Stated goal –
Pictures aside, repeat every entry exactly.

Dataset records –
■ ■ ■ ■

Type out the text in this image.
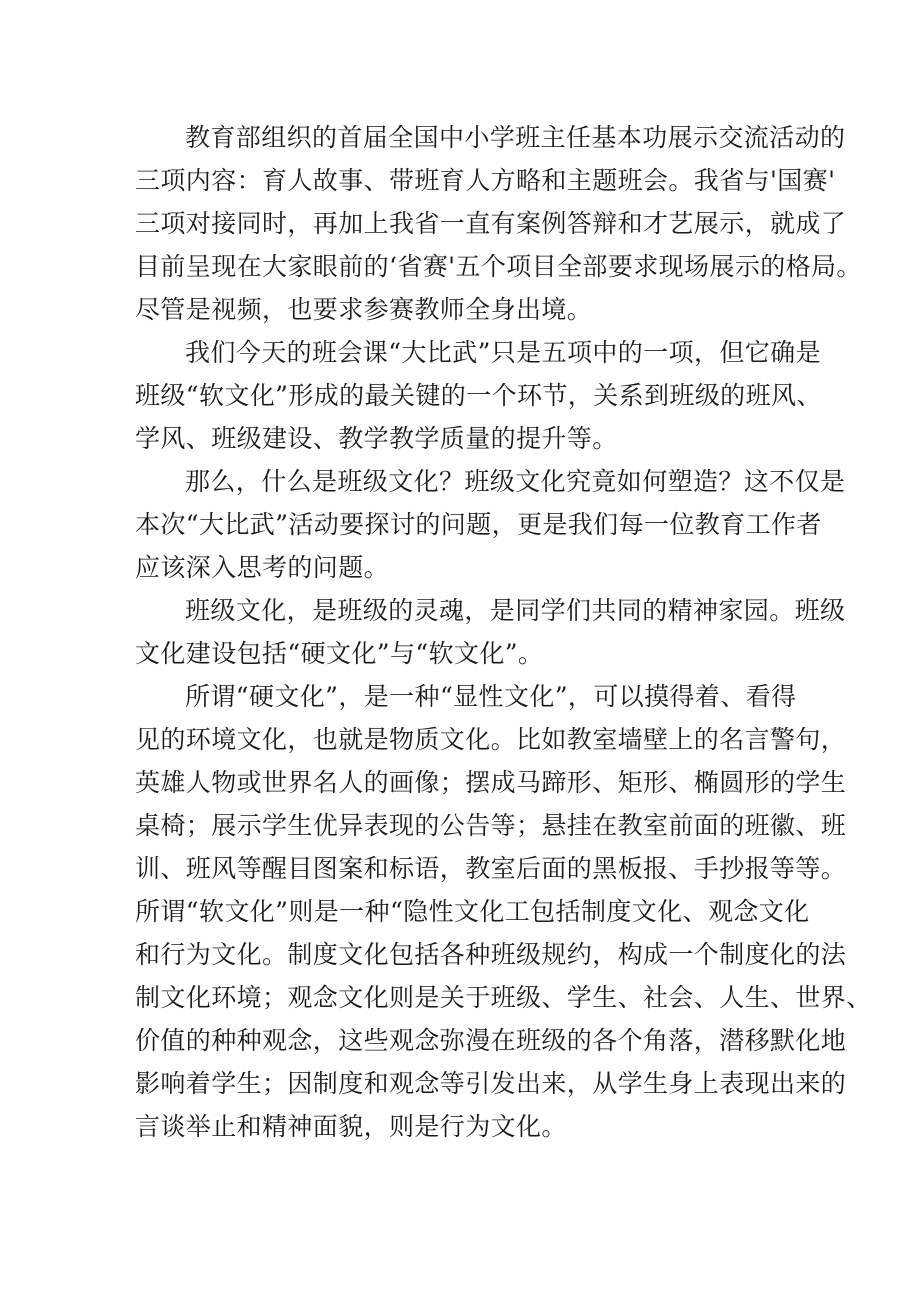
教育部组织的首届全国中小学班主任基本功展示交流活动的
三项内容：育人故事、带班育人方略和主题班会。我省与'国赛'
三项对接同时，再加上我省一直有案例答辩和才艺展示，就成了
目前呈现在大家眼前的‘省赛'五个项目全部要求现场展示的格局。
尽管是视频，也要求参赛教师全身出境。

我们今天的班会课“大比武”只是五项中的一项，但它确是
班级“软文化”形成的最关键的一个环节，关系到班级的班风、
学风、班级建设、教学教学质量的提升等。

那么，什么是班级文化？班级文化究竟如何塑造？这不仅是
本次“大比武”活动要探讨的问题，更是我们每一位教育工作者
应该深入思考的问题。

班级文化，是班级的灵魂，是同学们共同的精神家园。班级
文化建设包括“硬文化”与“软文化”。

所谓“硬文化”，是一种“显性文化”，可以摸得着、看得
见的环境文化，也就是物质文化。比如教室墙壁上的名言警句，
英雄人物或世界名人的画像；摆成马蹄形、矩形、椭圆形的学生
桌椅；展示学生优异表现的公告等；悬挂在教室前面的班徽、班
训、班风等醒目图案和标语，教室后面的黑板报、手抄报等等。
所谓“软文化”则是一种“隐性文化工包括制度文化、观念文化
和行为文化。制度文化包括各种班级规约，构成一个制度化的法
制文化环境；观念文化则是关于班级、学生、社会、人生、世界、
价值的种种观念，这些观念弥漫在班级的各个角落，潜移默化地
影响着学生；因制度和观念等引发出来，从学生身上表现出来的
言谈举止和精神面貌，则是行为文化。
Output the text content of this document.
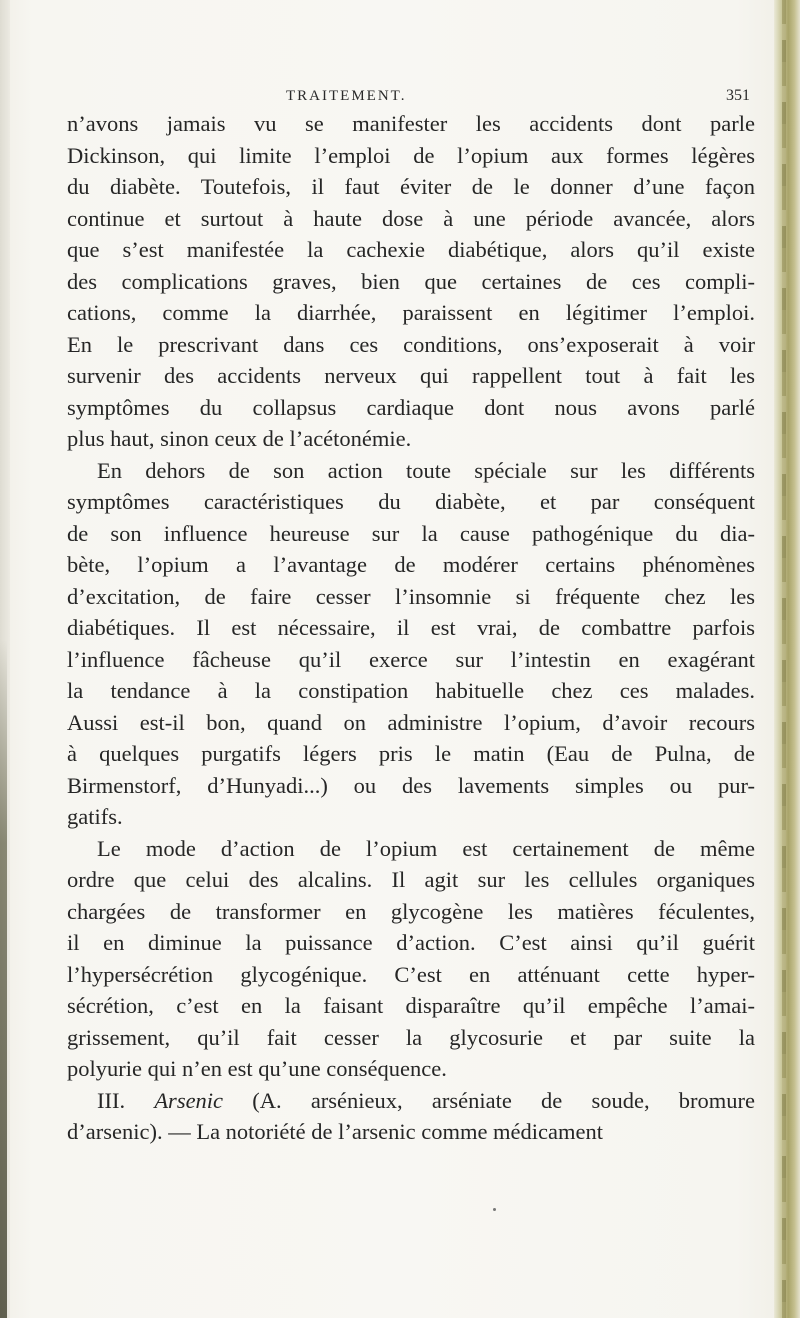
TRAITEMENT.	351
n’avons jamais vu se manifester les accidents dont parle
Dickinson, qui limite l’emploi de l’opium aux formes légères
du diabète. Toutefois, il faut éviter de le donner d’une façon
continue et surtout à haute dose à une période avancée, alors
que s’est manifestée la cachexie diabétique, alors qu’il existe
des complications graves, bien que certaines de ces compli-
cations, comme la diarrhée, paraissent en légitimer l’emploi.
En le prescrivant dans ces conditions, ons’exposerait à voir
survenir des accidents nerveux qui rappellent tout à fait les
symptômes du collapsus cardiaque dont nous avons parlé
plus haut, sinon ceux de l’acétonémie.
En dehors de son action toute spéciale sur les différents
symptômes caractéristiques du diabète, et par conséquent
de son influence heureuse sur la cause pathogénique du dia-
bète, l’opium a l’avantage de modérer certains phénomènes
d’excitation, de faire cesser l’insomnie si fréquente chez les
diabétiques. Il est nécessaire, il est vrai, de combattre parfois
l’influence fâcheuse qu’il exerce sur l’intestin en exagérant
la tendance à la constipation habituelle chez ces malades.
Aussi est-il bon, quand on administre l’opium, d’avoir recours
à quelques purgatifs légers pris le matin (Eau de Pulna, de
Birmenstorf, d’Hunyadi...) ou des lavements simples ou pur-
gatifs.
Le mode d’action de l’opium est certainement de même
ordre que celui des alcalins. Il agit sur les cellules organiques
chargées de transformer en glycogène les matières féculentes,
il en diminue la puissance d’action. C’est ainsi qu’il guérit
l’hypersécrétion glycogénique. C’est en atténuant cette hyper-
sécrétion, c’est en la faisant disparaître qu’il empêche l’amai-
grissement, qu’il fait cesser la glycosurie et par suite la
polyurie qui n’en est qu’une conséquence.
III. Arsenic (A. arsénieux, arséniate de soude, bromure
d’arsenic). — La notoriété de l’arsenic comme médicament
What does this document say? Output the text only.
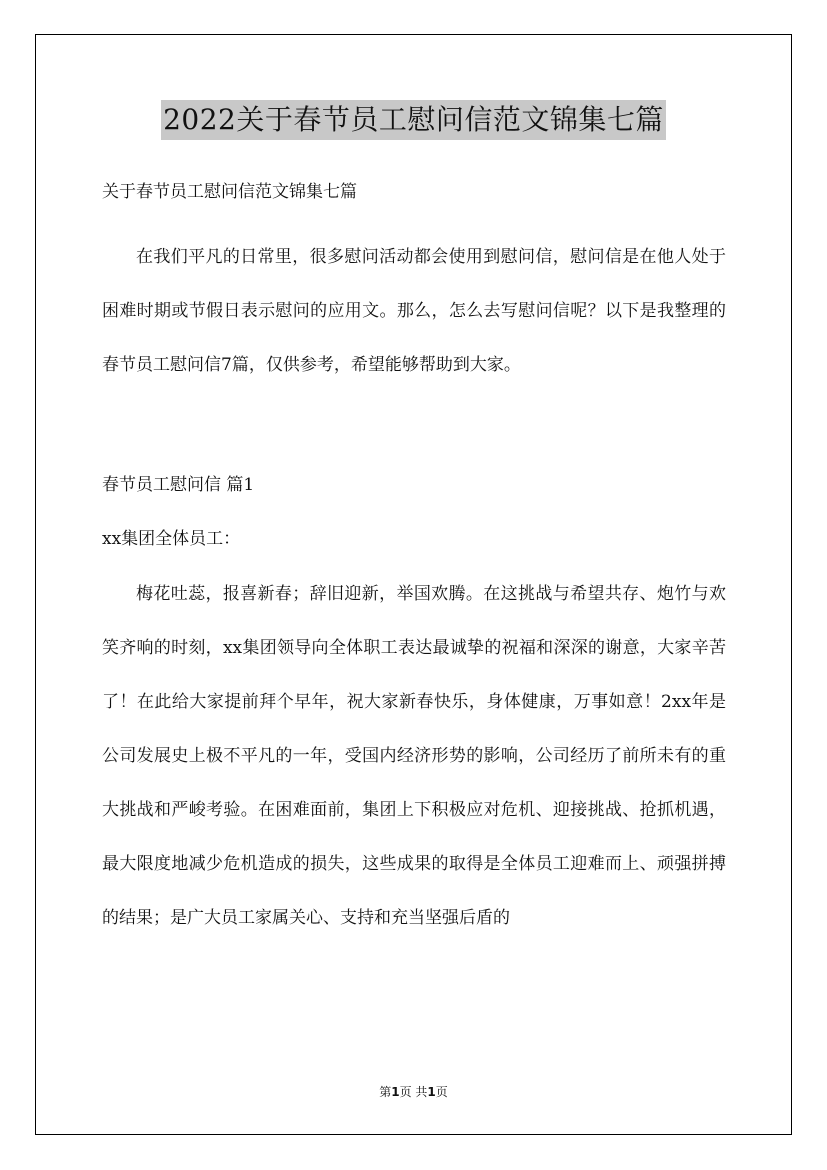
2022关于春节员工慰问信范文锦集七篇
关于春节员工慰问信范文锦集七篇

在我们平凡的日常里，很多慰问活动都会使用到慰问信，慰问信是在他人处于困难时期或节假日表示慰问的应用文。那么，怎么去写慰问信呢？以下是我整理的春节员工慰问信7篇，仅供参考，希望能够帮助到大家。

春节员工慰问信 篇1
xx集团全体员工：

梅花吐蕊，报喜新春；辞旧迎新，举国欢腾。在这挑战与希望共存、炮竹与欢笑齐响的时刻，xx集团领导向全体职工表达最诚挚的祝福和深深的谢意，大家辛苦了！在此给大家提前拜个早年，祝大家新春快乐，身体健康，万事如意！2xx年是公司发展史上极不平凡的一年，受国内经济形势的影响，公司经历了前所未有的重大挑战和严峻考验。在困难面前，集团上下积极应对危机、迎接挑战、抢抓机遇，最大限度地减少危机造成的损失，这些成果的取得是全体员工迎难而上、顽强拼搏的结果；是广大员工家属关心、支持和充当坚强后盾的

第1页 共1页
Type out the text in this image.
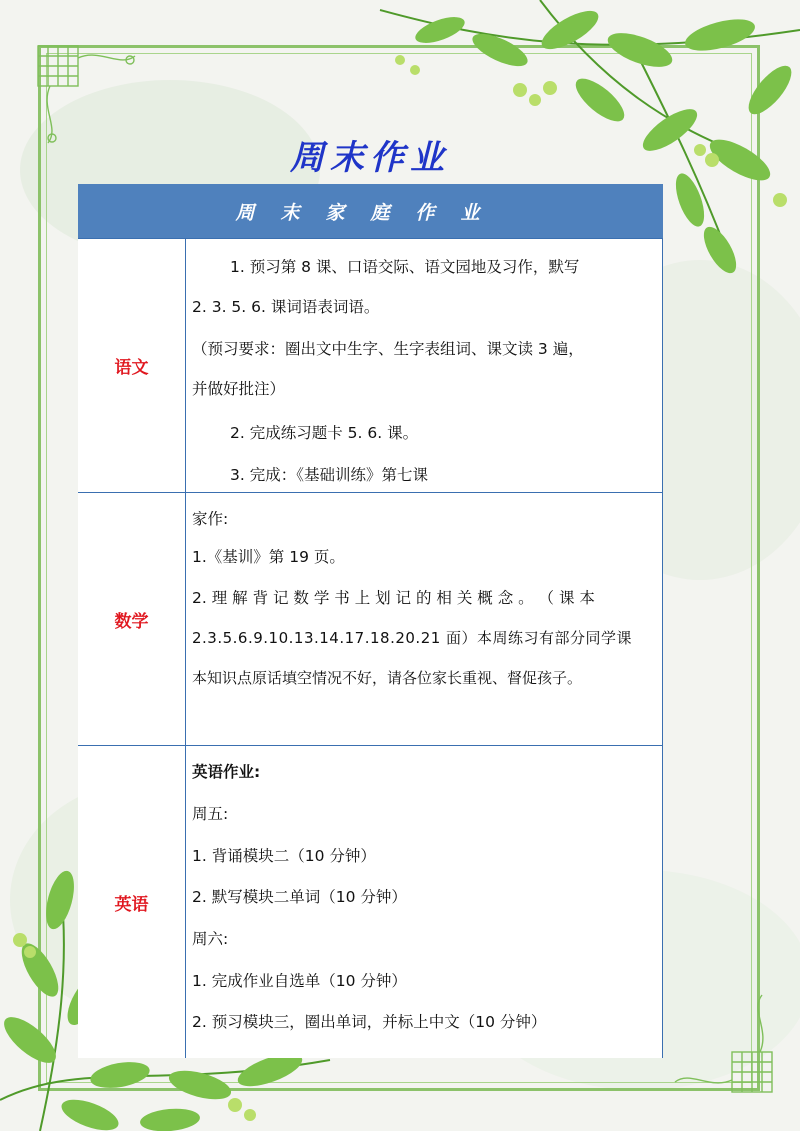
周末作业
周末家庭作业
语文
1. 预习第 8 课、口语交际、语文园地及习作，默写
2. 3. 5. 6. 课词语表词语。
（预习要求：圈出文中生字、生字表组词、课文读 3 遍，
并做好批注）
2. 完成练习题卡 5. 6. 课。
3. 完成：《基础训练》第七课
数学
家作:
1.《基训》第 19 页。
2. 理 解 背 记 数 学 书 上 划 记 的 相 关 概 念 。 （ 课 本
2.3.5.6.9.10.13.14.17.18.20.21 面）本周练习有部分同学课
本知识点原话填空情况不好，请各位家长重视、督促孩子。
英语
英语作业:
周五:
1. 背诵模块二（10 分钟）
2. 默写模块二单词（10 分钟）
周六:
1. 完成作业自选单（10 分钟）
2. 预习模块三，圈出单词，并标上中文（10 分钟）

■ ■ ■ ■

Solution –
Type out the text in this image.
教育部组织的首届全国中小学班主任基本功展示交流活动的
三项内容：育人故事、带班育人方略和主题班会。我省与'国赛'
三项对接同时，再加上我省一直有案例答辩和才艺展示，就成了
目前呈现在大家眼前的‘省赛'五个项目全部要求现场展示的格局。
尽管是视频，也要求参赛教师全身出境。

我们今天的班会课“大比武”只是五项中的一项，但它确是
班级“软文化”形成的最关键的一个环节，关系到班级的班风、
学风、班级建设、教学教学质量的提升等。

那么，什么是班级文化？班级文化究竟如何塑造？这不仅是
本次“大比武”活动要探讨的问题，更是我们每一位教育工作者
应该深入思考的问题。

班级文化，是班级的灵魂，是同学们共同的精神家园。班级
文化建设包括“硬文化”与“软文化”。

所谓“硬文化”，是一种“显性文化”，可以摸得着、看得
见的环境文化，也就是物质文化。比如教室墙壁上的名言警句，
英雄人物或世界名人的画像；摆成马蹄形、矩形、椭圆形的学生
桌椅；展示学生优异表现的公告等；悬挂在教室前面的班徽、班
训、班风等醒目图案和标语，教室后面的黑板报、手抄报等等。
所谓“软文化”则是一种“隐性文化工包括制度文化、观念文化
和行为文化。制度文化包括各种班级规约，构成一个制度化的法
制文化环境；观念文化则是关于班级、学生、社会、人生、世界、
价值的种种观念，这些观念弥漫在班级的各个角落，潜移默化地
影响着学生；因制度和观念等引发出来，从学生身上表现出来的
言谈举止和精神面貌，则是行为文化。
Output the text content of this document.
TRAITEMENT.	351
n’avons jamais vu se manifester les accidents dont parle
Dickinson, qui limite l’emploi de l’opium aux formes légères
du diabète. Toutefois, il faut éviter de le donner d’une façon
continue et surtout à haute dose à une période avancée, alors
que s’est manifestée la cachexie diabétique, alors qu’il existe
des complications graves, bien que certaines de ces compli-
cations, comme la diarrhée, paraissent en légitimer l’emploi.
En le prescrivant dans ces conditions, ons’exposerait à voir
survenir des accidents nerveux qui rappellent tout à fait les
symptômes du collapsus cardiaque dont nous avons parlé
plus haut, sinon ceux de l’acétonémie.
En dehors de son action toute spéciale sur les différents
symptômes caractéristiques du diabète, et par conséquent
de son influence heureuse sur la cause pathogénique du dia-
bète, l’opium a l’avantage de modérer certains phénomènes
d’excitation, de faire cesser l’insomnie si fréquente chez les
diabétiques. Il est nécessaire, il est vrai, de combattre parfois
l’influence fâcheuse qu’il exerce sur l’intestin en exagérant
la tendance à la constipation habituelle chez ces malades.
Aussi est-il bon, quand on administre l’opium, d’avoir recours
à quelques purgatifs légers pris le matin (Eau de Pulna, de
Birmenstorf, d’Hunyadi...) ou des lavements simples ou pur-
gatifs.
Le mode d’action de l’opium est certainement de même
ordre que celui des alcalins. Il agit sur les cellules organiques
chargées de transformer en glycogène les matières féculentes,
il en diminue la puissance d’action. C’est ainsi qu’il guérit
l’hypersécrétion glycogénique. C’est en atténuant cette hyper-
sécrétion, c’est en la faisant disparaître qu’il empêche l’amai-
grissement, qu’il fait cesser la glycosurie et par suite la
polyurie qui n’en est qu’une conséquence.
III. Arsenic (A. arsénieux, arséniate de soude, bromure
d’arsenic). — La notoriété de l’arsenic comme médicament
What does this document say? Output the text only.
2022关于春节员工慰问信范文锦集七篇
关于春节员工慰问信范文锦集七篇

在我们平凡的日常里，很多慰问活动都会使用到慰问信，慰问信是在他人处于困难时期或节假日表示慰问的应用文。那么，怎么去写慰问信呢？以下是我整理的春节员工慰问信7篇，仅供参考，希望能够帮助到大家。

春节员工慰问信 篇1
xx集团全体员工：

梅花吐蕊，报喜新春；辞旧迎新，举国欢腾。在这挑战与希望共存、炮竹与欢笑齐响的时刻，xx集团领导向全体职工表达最诚挚的祝福和深深的谢意，大家辛苦了！在此给大家提前拜个早年，祝大家新春快乐，身体健康，万事如意！2xx年是公司发展史上极不平凡的一年，受国内经济形势的影响，公司经历了前所未有的重大挑战和严峻考验。在困难面前，集团上下积极应对危机、迎接挑战、抢抓机遇，最大限度地减少危机造成的损失，这些成果的取得是全体员工迎难而上、顽强拼搏的结果；是广大员工家属关心、支持和充当坚强后盾的

第1页 共1页
Type out the text in this image.
周末作业
周末家庭作业
语文
1. 预习第 8 课、口语交际、语文园地及习作，默写
2. 3. 5. 6. 课词语表词语。
（预习要求：圈出文中生字、生字表组词、课文读 3 遍，
并做好批注）
2. 完成练习题卡 5. 6. 课。
3. 完成：《基础训练》第七课
数学
家作:
1.《基训》第 19 页。
2. 理 解 背 记 数 学 书 上 划 记 的 相 关 概 念 。 （ 课 本
2.3.5.6.9.10.13.14.17.18.20.21 面）本周练习有部分同学课
本知识点原话填空情况不好，请各位家长重视、督促孩子。
英语
英语作业:
周五:
1. 背诵模块二（10 分钟）
2. 默写模块二单词（10 分钟）
周六:
1. 完成作业自选单（10 分钟）
2. 预习模块三，圈出单词，并标上中文（10 分钟）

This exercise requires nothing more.